[begin ENTRIES]

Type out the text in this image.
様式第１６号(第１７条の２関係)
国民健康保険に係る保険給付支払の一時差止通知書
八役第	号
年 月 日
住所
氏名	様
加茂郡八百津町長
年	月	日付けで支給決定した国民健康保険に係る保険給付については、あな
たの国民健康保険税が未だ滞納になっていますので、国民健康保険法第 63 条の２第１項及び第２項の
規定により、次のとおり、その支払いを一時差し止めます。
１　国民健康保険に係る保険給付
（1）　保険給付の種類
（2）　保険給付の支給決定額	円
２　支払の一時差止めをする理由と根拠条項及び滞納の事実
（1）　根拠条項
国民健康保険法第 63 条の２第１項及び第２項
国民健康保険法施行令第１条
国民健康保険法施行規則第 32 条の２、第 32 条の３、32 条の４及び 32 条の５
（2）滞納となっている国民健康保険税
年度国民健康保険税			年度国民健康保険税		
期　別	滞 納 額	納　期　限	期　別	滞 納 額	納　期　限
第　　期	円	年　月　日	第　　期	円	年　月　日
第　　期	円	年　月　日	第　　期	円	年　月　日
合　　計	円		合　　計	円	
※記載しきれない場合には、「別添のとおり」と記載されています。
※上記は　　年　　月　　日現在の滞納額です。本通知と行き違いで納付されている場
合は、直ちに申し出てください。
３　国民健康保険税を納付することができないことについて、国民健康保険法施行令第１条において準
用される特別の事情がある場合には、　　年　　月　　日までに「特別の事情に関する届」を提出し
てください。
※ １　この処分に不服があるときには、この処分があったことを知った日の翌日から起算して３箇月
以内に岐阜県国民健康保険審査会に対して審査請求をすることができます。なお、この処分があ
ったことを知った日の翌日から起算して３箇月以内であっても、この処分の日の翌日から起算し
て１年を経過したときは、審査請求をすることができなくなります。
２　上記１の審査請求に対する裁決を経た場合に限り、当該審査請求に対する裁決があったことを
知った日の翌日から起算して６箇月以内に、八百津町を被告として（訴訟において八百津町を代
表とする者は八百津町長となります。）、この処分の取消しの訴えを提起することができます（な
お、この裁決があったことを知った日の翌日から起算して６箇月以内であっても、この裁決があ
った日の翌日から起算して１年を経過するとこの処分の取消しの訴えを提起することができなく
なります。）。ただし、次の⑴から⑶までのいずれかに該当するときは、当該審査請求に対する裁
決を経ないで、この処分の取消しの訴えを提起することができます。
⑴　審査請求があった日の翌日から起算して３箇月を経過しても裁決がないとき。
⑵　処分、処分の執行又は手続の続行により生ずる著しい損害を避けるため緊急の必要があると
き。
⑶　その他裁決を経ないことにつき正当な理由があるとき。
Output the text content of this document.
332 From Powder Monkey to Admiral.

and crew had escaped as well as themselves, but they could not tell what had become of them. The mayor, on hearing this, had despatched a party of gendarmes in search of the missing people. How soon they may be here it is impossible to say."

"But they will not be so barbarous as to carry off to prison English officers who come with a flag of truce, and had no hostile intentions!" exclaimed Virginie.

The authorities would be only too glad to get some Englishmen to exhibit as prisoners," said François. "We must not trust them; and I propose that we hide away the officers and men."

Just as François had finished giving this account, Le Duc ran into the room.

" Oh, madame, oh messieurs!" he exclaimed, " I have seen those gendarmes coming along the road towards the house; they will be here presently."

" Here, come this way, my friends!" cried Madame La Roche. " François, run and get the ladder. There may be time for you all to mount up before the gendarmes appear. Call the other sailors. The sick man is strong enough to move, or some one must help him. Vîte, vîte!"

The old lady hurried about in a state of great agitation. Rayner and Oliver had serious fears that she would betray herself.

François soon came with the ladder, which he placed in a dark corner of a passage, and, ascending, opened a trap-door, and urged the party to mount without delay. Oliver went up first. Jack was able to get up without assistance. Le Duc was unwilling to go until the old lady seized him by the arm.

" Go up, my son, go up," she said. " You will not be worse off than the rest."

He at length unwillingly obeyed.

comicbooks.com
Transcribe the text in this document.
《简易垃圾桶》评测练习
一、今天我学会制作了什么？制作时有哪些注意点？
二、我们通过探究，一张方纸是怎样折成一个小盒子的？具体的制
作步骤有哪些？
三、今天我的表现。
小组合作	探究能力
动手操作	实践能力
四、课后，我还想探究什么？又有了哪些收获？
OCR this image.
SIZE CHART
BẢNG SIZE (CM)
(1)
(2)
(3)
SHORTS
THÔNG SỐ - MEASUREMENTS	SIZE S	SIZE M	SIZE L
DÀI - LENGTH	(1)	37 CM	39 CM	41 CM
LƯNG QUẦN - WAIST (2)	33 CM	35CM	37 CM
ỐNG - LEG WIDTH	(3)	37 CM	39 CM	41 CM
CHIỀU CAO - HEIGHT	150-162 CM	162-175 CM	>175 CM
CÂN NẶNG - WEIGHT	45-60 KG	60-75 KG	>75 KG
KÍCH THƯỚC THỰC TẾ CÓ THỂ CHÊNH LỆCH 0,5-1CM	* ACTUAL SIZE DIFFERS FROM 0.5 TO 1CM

[end ENTRIES]

Count each line where the string "officers" occurs, and write only the number.

• **SOLVED EXERCISE**:
2